*Records for processing*:

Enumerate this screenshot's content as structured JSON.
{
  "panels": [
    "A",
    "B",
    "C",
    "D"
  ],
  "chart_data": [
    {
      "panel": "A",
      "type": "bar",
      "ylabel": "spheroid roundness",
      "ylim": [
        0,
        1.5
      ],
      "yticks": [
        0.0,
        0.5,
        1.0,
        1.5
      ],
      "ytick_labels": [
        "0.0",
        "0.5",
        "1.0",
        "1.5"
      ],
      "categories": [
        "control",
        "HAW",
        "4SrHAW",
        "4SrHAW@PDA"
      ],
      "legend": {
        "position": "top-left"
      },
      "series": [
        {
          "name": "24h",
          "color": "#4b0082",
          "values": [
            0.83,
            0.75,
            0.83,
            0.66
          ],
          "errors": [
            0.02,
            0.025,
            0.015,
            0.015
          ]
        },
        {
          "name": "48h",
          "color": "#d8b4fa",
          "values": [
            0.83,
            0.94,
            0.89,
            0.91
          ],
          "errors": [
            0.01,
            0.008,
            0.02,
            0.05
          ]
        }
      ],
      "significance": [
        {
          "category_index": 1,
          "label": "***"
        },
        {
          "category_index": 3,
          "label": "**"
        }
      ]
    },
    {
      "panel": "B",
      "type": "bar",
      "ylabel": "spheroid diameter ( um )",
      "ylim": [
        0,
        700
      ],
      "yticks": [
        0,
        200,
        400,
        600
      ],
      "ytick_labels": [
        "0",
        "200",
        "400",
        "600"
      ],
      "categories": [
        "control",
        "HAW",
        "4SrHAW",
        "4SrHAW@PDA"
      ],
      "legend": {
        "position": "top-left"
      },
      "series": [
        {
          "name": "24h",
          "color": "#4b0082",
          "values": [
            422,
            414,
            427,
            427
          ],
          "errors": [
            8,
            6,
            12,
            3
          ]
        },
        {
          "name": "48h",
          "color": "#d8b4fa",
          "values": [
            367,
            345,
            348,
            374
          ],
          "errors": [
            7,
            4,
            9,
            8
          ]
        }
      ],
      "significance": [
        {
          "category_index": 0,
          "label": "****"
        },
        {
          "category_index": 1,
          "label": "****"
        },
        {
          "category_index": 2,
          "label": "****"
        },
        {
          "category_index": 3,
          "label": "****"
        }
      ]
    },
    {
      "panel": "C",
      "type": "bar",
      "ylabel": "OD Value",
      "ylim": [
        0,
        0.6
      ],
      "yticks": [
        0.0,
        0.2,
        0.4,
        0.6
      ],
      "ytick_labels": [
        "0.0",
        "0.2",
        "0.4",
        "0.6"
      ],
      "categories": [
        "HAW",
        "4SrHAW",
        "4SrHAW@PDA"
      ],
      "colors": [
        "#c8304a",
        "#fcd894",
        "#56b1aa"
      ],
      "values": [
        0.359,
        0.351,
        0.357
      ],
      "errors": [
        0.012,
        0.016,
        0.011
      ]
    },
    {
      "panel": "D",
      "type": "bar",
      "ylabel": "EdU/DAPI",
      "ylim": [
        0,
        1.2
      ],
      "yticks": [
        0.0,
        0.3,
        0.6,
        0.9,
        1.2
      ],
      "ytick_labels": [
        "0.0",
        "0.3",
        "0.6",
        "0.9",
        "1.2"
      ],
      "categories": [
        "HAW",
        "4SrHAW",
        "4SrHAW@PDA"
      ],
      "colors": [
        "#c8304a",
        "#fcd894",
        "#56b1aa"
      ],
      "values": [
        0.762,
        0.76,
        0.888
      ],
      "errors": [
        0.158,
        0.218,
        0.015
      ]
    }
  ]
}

*The request*: Repeat the records above exactly, from the first line to the last.

*Solved exercise*:
Enumerate this screenshot's content as structured JSON.
{
  "panels": [
    "A",
    "B",
    "C",
    "D"
  ],
  "chart_data": [
    {
      "panel": "A",
      "type": "bar",
      "ylabel": "spheroid roundness",
      "ylim": [
        0,
        1.5
      ],
      "yticks": [
        0.0,
        0.5,
        1.0,
        1.5
      ],
      "ytick_labels": [
        "0.0",
        "0.5",
        "1.0",
        "1.5"
      ],
      "categories": [
        "control",
        "HAW",
        "4SrHAW",
        "4SrHAW@PDA"
      ],
      "legend": {
        "position": "top-left"
      },
      "series": [
        {
          "name": "24h",
          "color": "#4b0082",
          "values": [
            0.83,
            0.75,
            0.83,
            0.66
          ],
          "errors": [
            0.02,
            0.025,
            0.015,
            0.015
          ]
        },
        {
          "name": "48h",
          "color": "#d8b4fa",
          "values": [
            0.83,
            0.94,
            0.89,
            0.91
          ],
          "errors": [
            0.01,
            0.008,
            0.02,
            0.05
          ]
        }
      ],
      "significance": [
        {
          "category_index": 1,
          "label": "***"
        },
        {
          "category_index": 3,
          "label": "**"
        }
      ]
    },
    {
      "panel": "B",
      "type": "bar",
      "ylabel": "spheroid diameter ( um )",
      "ylim": [
        0,
        700
      ],
      "yticks": [
        0,
        200,
        400,
        600
      ],
      "ytick_labels": [
        "0",
        "200",
        "400",
        "600"
      ],
      "categories": [
        "control",
        "HAW",
        "4SrHAW",
        "4SrHAW@PDA"
      ],
      "legend": {
        "position": "top-left"
      },
      "series": [
        {
          "name": "24h",
          "color": "#4b0082",
          "values": [
            422,
            414,
            427,
            427
          ],
          "errors": [
            8,
            6,
            12,
            3
          ]
        },
        {
          "name": "48h",
          "color": "#d8b4fa",
          "values": [
            367,
            345,
            348,
            374
          ],
          "errors": [
            7,
            4,
            9,
            8
          ]
        }
      ],
      "significance": [
        {
          "category_index": 0,
          "label": "****"
        },
        {
          "category_index": 1,
          "label": "****"
        },
        {
          "category_index": 2,
          "label": "****"
        },
        {
          "category_index": 3,
          "label": "****"
        }
      ]
    },
    {
      "panel": "C",
      "type": "bar",
      "ylabel": "OD Value",
      "ylim": [
        0,
        0.6
      ],
      "yticks": [
        0.0,
        0.2,
        0.4,
        0.6
      ],
      "ytick_labels": [
        "0.0",
        "0.2",
        "0.4",
        "0.6"
      ],
      "categories": [
        "HAW",
        "4SrHAW",
        "4SrHAW@PDA"
      ],
      "colors": [
        "#c8304a",
        "#fcd894",
        "#56b1aa"
      ],
      "values": [
        0.359,
        0.351,
        0.357
      ],
      "errors": [
        0.012,
        0.016,
        0.011
      ]
    },
    {
      "panel": "D",
      "type": "bar",
      "ylabel": "EdU/DAPI",
      "ylim": [
        0,
        1.2
      ],
      "yticks": [
        0.0,
        0.3,
        0.6,
        0.9,
        1.2
      ],
      "ytick_labels": [
        "0.0",
        "0.3",
        "0.6",
        "0.9",
        "1.2"
      ],
      "categories": [
        "HAW",
        "4SrHAW",
        "4SrHAW@PDA"
      ],
      "colors": [
        "#c8304a",
        "#fcd894",
        "#56b1aa"
      ],
      "values": [
        0.762,
        0.76,
        0.888
      ],
      "errors": [
        0.158,
        0.218,
        0.015
      ]
    }
  ]
}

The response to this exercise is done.